Retype all of the listing exactly, passing over any picture you find.

Figure record listings

========

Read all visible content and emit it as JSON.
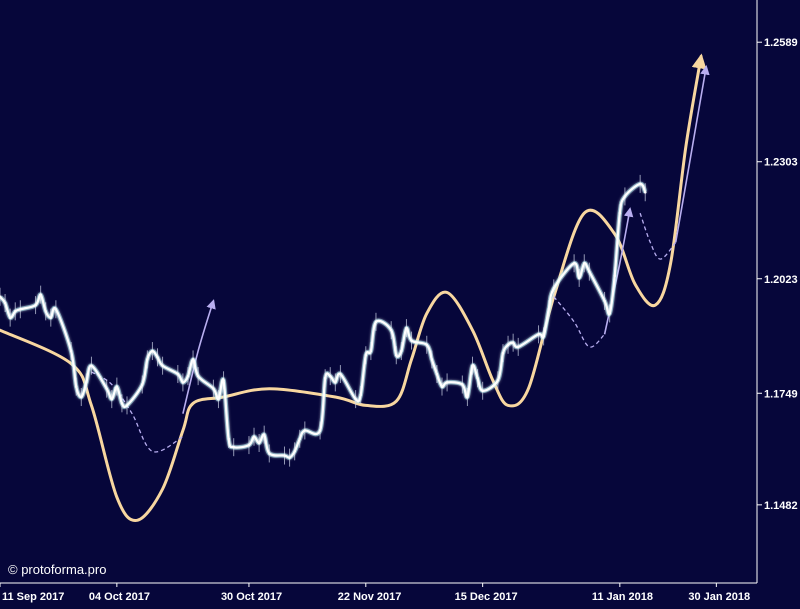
{
  "watermark": "© protoforma.pro",
  "chart_data": {
    "type": "line",
    "x_range": [
      "2017-09-11",
      "2018-02-07"
    ],
    "y_range": [
      1.1295,
      1.269
    ],
    "y_ticks": [
      {
        "label": "1.2589",
        "value": 1.2589
      },
      {
        "label": "1.2303",
        "value": 1.2303
      },
      {
        "label": "1.2023",
        "value": 1.2023
      },
      {
        "label": "1.1749",
        "value": 1.1749
      },
      {
        "label": "1.1482",
        "value": 1.1482
      }
    ],
    "x_ticks": [
      {
        "label": "11 Sep 2017",
        "date": "2017-09-11"
      },
      {
        "label": "04 Oct 2017",
        "date": "2017-10-04"
      },
      {
        "label": "30 Oct 2017",
        "date": "2017-10-30"
      },
      {
        "label": "22 Nov 2017",
        "date": "2017-11-22"
      },
      {
        "label": "15 Dec 2017",
        "date": "2017-12-15"
      },
      {
        "label": "11 Jan 2018",
        "date": "2018-01-11"
      },
      {
        "label": "30 Jan 2018",
        "date": "2018-01-30"
      }
    ],
    "colors": {
      "background": "#06063a",
      "price": "#ffffff",
      "price_glow": "#8ee8ec",
      "forecast_orange": "#f8d7a0",
      "forecast_lavender": "#b8aef0"
    },
    "series": [
      {
        "kind": "price",
        "x": [
          "2017-09-11",
          "2017-09-12",
          "2017-09-13",
          "2017-09-14",
          "2017-09-15",
          "2017-09-18",
          "2017-09-19",
          "2017-09-20",
          "2017-09-21",
          "2017-09-22",
          "2017-09-25",
          "2017-09-26",
          "2017-09-27",
          "2017-09-28",
          "2017-09-29",
          "2017-10-02",
          "2017-10-03",
          "2017-10-04",
          "2017-10-05",
          "2017-10-06",
          "2017-10-09",
          "2017-10-10",
          "2017-10-11",
          "2017-10-12",
          "2017-10-13",
          "2017-10-16",
          "2017-10-17",
          "2017-10-18",
          "2017-10-19",
          "2017-10-20",
          "2017-10-23",
          "2017-10-24",
          "2017-10-25",
          "2017-10-26",
          "2017-10-27",
          "2017-10-30",
          "2017-10-31",
          "2017-11-01",
          "2017-11-02",
          "2017-11-03",
          "2017-11-06",
          "2017-11-07",
          "2017-11-08",
          "2017-11-09",
          "2017-11-10",
          "2017-11-13",
          "2017-11-14",
          "2017-11-15",
          "2017-11-16",
          "2017-11-17",
          "2017-11-20",
          "2017-11-21",
          "2017-11-22",
          "2017-11-23",
          "2017-11-24",
          "2017-11-27",
          "2017-11-28",
          "2017-11-29",
          "2017-11-30",
          "2017-12-01",
          "2017-12-04",
          "2017-12-05",
          "2017-12-06",
          "2017-12-07",
          "2017-12-08",
          "2017-12-11",
          "2017-12-12",
          "2017-12-13",
          "2017-12-14",
          "2017-12-15",
          "2017-12-18",
          "2017-12-19",
          "2017-12-20",
          "2017-12-21",
          "2017-12-22",
          "2017-12-26",
          "2017-12-27",
          "2017-12-28",
          "2017-12-29",
          "2018-01-02",
          "2018-01-03",
          "2018-01-04",
          "2018-01-05",
          "2018-01-08",
          "2018-01-09",
          "2018-01-10",
          "2018-01-11",
          "2018-01-12",
          "2018-01-15",
          "2018-01-16"
        ],
        "y": [
          1.198,
          1.1965,
          1.193,
          1.1945,
          1.195,
          1.196,
          1.1985,
          1.1945,
          1.193,
          1.195,
          1.185,
          1.1765,
          1.174,
          1.1775,
          1.1815,
          1.176,
          1.1735,
          1.1765,
          1.1725,
          1.172,
          1.177,
          1.183,
          1.185,
          1.1835,
          1.1815,
          1.1795,
          1.1775,
          1.179,
          1.183,
          1.179,
          1.176,
          1.1735,
          1.178,
          1.164,
          1.162,
          1.1625,
          1.1645,
          1.163,
          1.165,
          1.1605,
          1.16,
          1.1595,
          1.161,
          1.164,
          1.166,
          1.166,
          1.1785,
          1.179,
          1.1775,
          1.1795,
          1.1735,
          1.1745,
          1.184,
          1.185,
          1.192,
          1.19,
          1.184,
          1.185,
          1.1905,
          1.1875,
          1.1865,
          1.183,
          1.1795,
          1.1765,
          1.1775,
          1.177,
          1.174,
          1.1815,
          1.1785,
          1.1755,
          1.178,
          1.1845,
          1.1865,
          1.187,
          1.186,
          1.189,
          1.1885,
          1.195,
          1.2,
          1.206,
          1.2025,
          1.206,
          1.204,
          1.197,
          1.194,
          1.203,
          1.218,
          1.222,
          1.225,
          1.223
        ]
      },
      {
        "kind": "forecast_orange",
        "x": [
          "2017-09-11",
          "2017-09-25",
          "2017-09-29",
          "2017-10-04",
          "2017-10-08",
          "2017-10-13",
          "2017-10-17",
          "2017-10-19",
          "2017-10-25",
          "2017-11-03",
          "2017-11-16",
          "2017-11-22",
          "2017-11-28",
          "2017-12-01",
          "2017-12-04",
          "2017-12-08",
          "2017-12-13",
          "2017-12-17",
          "2017-12-20",
          "2017-12-24",
          "2017-12-29",
          "2018-01-04",
          "2018-01-10",
          "2018-01-14",
          "2018-01-18",
          "2018-01-21",
          "2018-01-24",
          "2018-01-27"
        ],
        "y": [
          1.19,
          1.182,
          1.172,
          1.15,
          1.1445,
          1.152,
          1.166,
          1.1725,
          1.174,
          1.176,
          1.174,
          1.172,
          1.173,
          1.183,
          1.194,
          1.199,
          1.19,
          1.178,
          1.172,
          1.176,
          1.198,
          1.218,
          1.213,
          1.201,
          1.196,
          1.206,
          1.234,
          1.2555
        ]
      },
      {
        "kind": "forecast_lavender_dashed",
        "x": [
          "2017-09-29",
          "2017-10-03",
          "2017-10-07",
          "2017-10-11",
          "2017-10-17"
        ],
        "y": [
          1.18,
          1.177,
          1.17,
          1.161,
          1.1645
        ]
      },
      {
        "kind": "forecast_lavender_dashed",
        "x": [
          "2017-12-29",
          "2018-01-02",
          "2018-01-05",
          "2018-01-08"
        ],
        "y": [
          1.198,
          1.192,
          1.186,
          1.189
        ]
      },
      {
        "kind": "forecast_lavender_dashed",
        "x": [
          "2018-01-15",
          "2018-01-17",
          "2018-01-19",
          "2018-01-22"
        ],
        "y": [
          1.218,
          1.211,
          1.207,
          1.211
        ]
      },
      {
        "kind": "forecast_lavender_arrow",
        "x": [
          "2017-10-17",
          "2017-10-20",
          "2017-10-23"
        ],
        "y": [
          1.17,
          1.185,
          1.197
        ]
      },
      {
        "kind": "forecast_lavender_arrow",
        "x": [
          "2018-01-08",
          "2018-01-11",
          "2018-01-13"
        ],
        "y": [
          1.189,
          1.206,
          1.219
        ]
      },
      {
        "kind": "forecast_lavender_arrow",
        "x": [
          "2018-01-22",
          "2018-01-25",
          "2018-01-28"
        ],
        "y": [
          1.211,
          1.232,
          1.253
        ]
      }
    ]
  }
}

========

__RESULT OF THE EXERCISE__.
Read all visible content and emit it as JSON.
{
  "watermark": "© protoforma.pro",
  "chart_data": {
    "type": "line",
    "x_range": [
      "2017-09-11",
      "2018-02-07"
    ],
    "y_range": [
      1.1295,
      1.269
    ],
    "y_ticks": [
      {
        "label": "1.2589",
        "value": 1.2589
      },
      {
        "label": "1.2303",
        "value": 1.2303
      },
      {
        "label": "1.2023",
        "value": 1.2023
      },
      {
        "label": "1.1749",
        "value": 1.1749
      },
      {
        "label": "1.1482",
        "value": 1.1482
      }
    ],
    "x_ticks": [
      {
        "label": "11 Sep 2017",
        "date": "2017-09-11"
      },
      {
        "label": "04 Oct 2017",
        "date": "2017-10-04"
      },
      {
        "label": "30 Oct 2017",
        "date": "2017-10-30"
      },
      {
        "label": "22 Nov 2017",
        "date": "2017-11-22"
      },
      {
        "label": "15 Dec 2017",
        "date": "2017-12-15"
      },
      {
        "label": "11 Jan 2018",
        "date": "2018-01-11"
      },
      {
        "label": "30 Jan 2018",
        "date": "2018-01-30"
      }
    ],
    "colors": {
      "background": "#06063a",
      "price": "#ffffff",
      "price_glow": "#8ee8ec",
      "forecast_orange": "#f8d7a0",
      "forecast_lavender": "#b8aef0"
    },
    "series": [
      {
        "kind": "price",
        "x": [
          "2017-09-11",
          "2017-09-12",
          "2017-09-13",
          "2017-09-14",
          "2017-09-15",
          "2017-09-18",
          "2017-09-19",
          "2017-09-20",
          "2017-09-21",
          "2017-09-22",
          "2017-09-25",
          "2017-09-26",
          "2017-09-27",
          "2017-09-28",
          "2017-09-29",
          "2017-10-02",
          "2017-10-03",
          "2017-10-04",
          "2017-10-05",
          "2017-10-06",
          "2017-10-09",
          "2017-10-10",
          "2017-10-11",
          "2017-10-12",
          "2017-10-13",
          "2017-10-16",
          "2017-10-17",
          "2017-10-18",
          "2017-10-19",
          "2017-10-20",
          "2017-10-23",
          "2017-10-24",
          "2017-10-25",
          "2017-10-26",
          "2017-10-27",
          "2017-10-30",
          "2017-10-31",
          "2017-11-01",
          "2017-11-02",
          "2017-11-03",
          "2017-11-06",
          "2017-11-07",
          "2017-11-08",
          "2017-11-09",
          "2017-11-10",
          "2017-11-13",
          "2017-11-14",
          "2017-11-15",
          "2017-11-16",
          "2017-11-17",
          "2017-11-20",
          "2017-11-21",
          "2017-11-22",
          "2017-11-23",
          "2017-11-24",
          "2017-11-27",
          "2017-11-28",
          "2017-11-29",
          "2017-11-30",
          "2017-12-01",
          "2017-12-04",
          "2017-12-05",
          "2017-12-06",
          "2017-12-07",
          "2017-12-08",
          "2017-12-11",
          "2017-12-12",
          "2017-12-13",
          "2017-12-14",
          "2017-12-15",
          "2017-12-18",
          "2017-12-19",
          "2017-12-20",
          "2017-12-21",
          "2017-12-22",
          "2017-12-26",
          "2017-12-27",
          "2017-12-28",
          "2017-12-29",
          "2018-01-02",
          "2018-01-03",
          "2018-01-04",
          "2018-01-05",
          "2018-01-08",
          "2018-01-09",
          "2018-01-10",
          "2018-01-11",
          "2018-01-12",
          "2018-01-15",
          "2018-01-16"
        ],
        "y": [
          1.198,
          1.1965,
          1.193,
          1.1945,
          1.195,
          1.196,
          1.1985,
          1.1945,
          1.193,
          1.195,
          1.185,
          1.1765,
          1.174,
          1.1775,
          1.1815,
          1.176,
          1.1735,
          1.1765,
          1.1725,
          1.172,
          1.177,
          1.183,
          1.185,
          1.1835,
          1.1815,
          1.1795,
          1.1775,
          1.179,
          1.183,
          1.179,
          1.176,
          1.1735,
          1.178,
          1.164,
          1.162,
          1.1625,
          1.1645,
          1.163,
          1.165,
          1.1605,
          1.16,
          1.1595,
          1.161,
          1.164,
          1.166,
          1.166,
          1.1785,
          1.179,
          1.1775,
          1.1795,
          1.1735,
          1.1745,
          1.184,
          1.185,
          1.192,
          1.19,
          1.184,
          1.185,
          1.1905,
          1.1875,
          1.1865,
          1.183,
          1.1795,
          1.1765,
          1.1775,
          1.177,
          1.174,
          1.1815,
          1.1785,
          1.1755,
          1.178,
          1.1845,
          1.1865,
          1.187,
          1.186,
          1.189,
          1.1885,
          1.195,
          1.2,
          1.206,
          1.2025,
          1.206,
          1.204,
          1.197,
          1.194,
          1.203,
          1.218,
          1.222,
          1.225,
          1.223
        ]
      },
      {
        "kind": "forecast_orange",
        "x": [
          "2017-09-11",
          "2017-09-25",
          "2017-09-29",
          "2017-10-04",
          "2017-10-08",
          "2017-10-13",
          "2017-10-17",
          "2017-10-19",
          "2017-10-25",
          "2017-11-03",
          "2017-11-16",
          "2017-11-22",
          "2017-11-28",
          "2017-12-01",
          "2017-12-04",
          "2017-12-08",
          "2017-12-13",
          "2017-12-17",
          "2017-12-20",
          "2017-12-24",
          "2017-12-29",
          "2018-01-04",
          "2018-01-10",
          "2018-01-14",
          "2018-01-18",
          "2018-01-21",
          "2018-01-24",
          "2018-01-27"
        ],
        "y": [
          1.19,
          1.182,
          1.172,
          1.15,
          1.1445,
          1.152,
          1.166,
          1.1725,
          1.174,
          1.176,
          1.174,
          1.172,
          1.173,
          1.183,
          1.194,
          1.199,
          1.19,
          1.178,
          1.172,
          1.176,
          1.198,
          1.218,
          1.213,
          1.201,
          1.196,
          1.206,
          1.234,
          1.2555
        ]
      },
      {
        "kind": "forecast_lavender_dashed",
        "x": [
          "2017-09-29",
          "2017-10-03",
          "2017-10-07",
          "2017-10-11",
          "2017-10-17"
        ],
        "y": [
          1.18,
          1.177,
          1.17,
          1.161,
          1.1645
        ]
      },
      {
        "kind": "forecast_lavender_dashed",
        "x": [
          "2017-12-29",
          "2018-01-02",
          "2018-01-05",
          "2018-01-08"
        ],
        "y": [
          1.198,
          1.192,
          1.186,
          1.189
        ]
      },
      {
        "kind": "forecast_lavender_dashed",
        "x": [
          "2018-01-15",
          "2018-01-17",
          "2018-01-19",
          "2018-01-22"
        ],
        "y": [
          1.218,
          1.211,
          1.207,
          1.211
        ]
      },
      {
        "kind": "forecast_lavender_arrow",
        "x": [
          "2017-10-17",
          "2017-10-20",
          "2017-10-23"
        ],
        "y": [
          1.17,
          1.185,
          1.197
        ]
      },
      {
        "kind": "forecast_lavender_arrow",
        "x": [
          "2018-01-08",
          "2018-01-11",
          "2018-01-13"
        ],
        "y": [
          1.189,
          1.206,
          1.219
        ]
      },
      {
        "kind": "forecast_lavender_arrow",
        "x": [
          "2018-01-22",
          "2018-01-25",
          "2018-01-28"
        ],
        "y": [
          1.211,
          1.232,
          1.253
        ]
      }
    ]
  }
}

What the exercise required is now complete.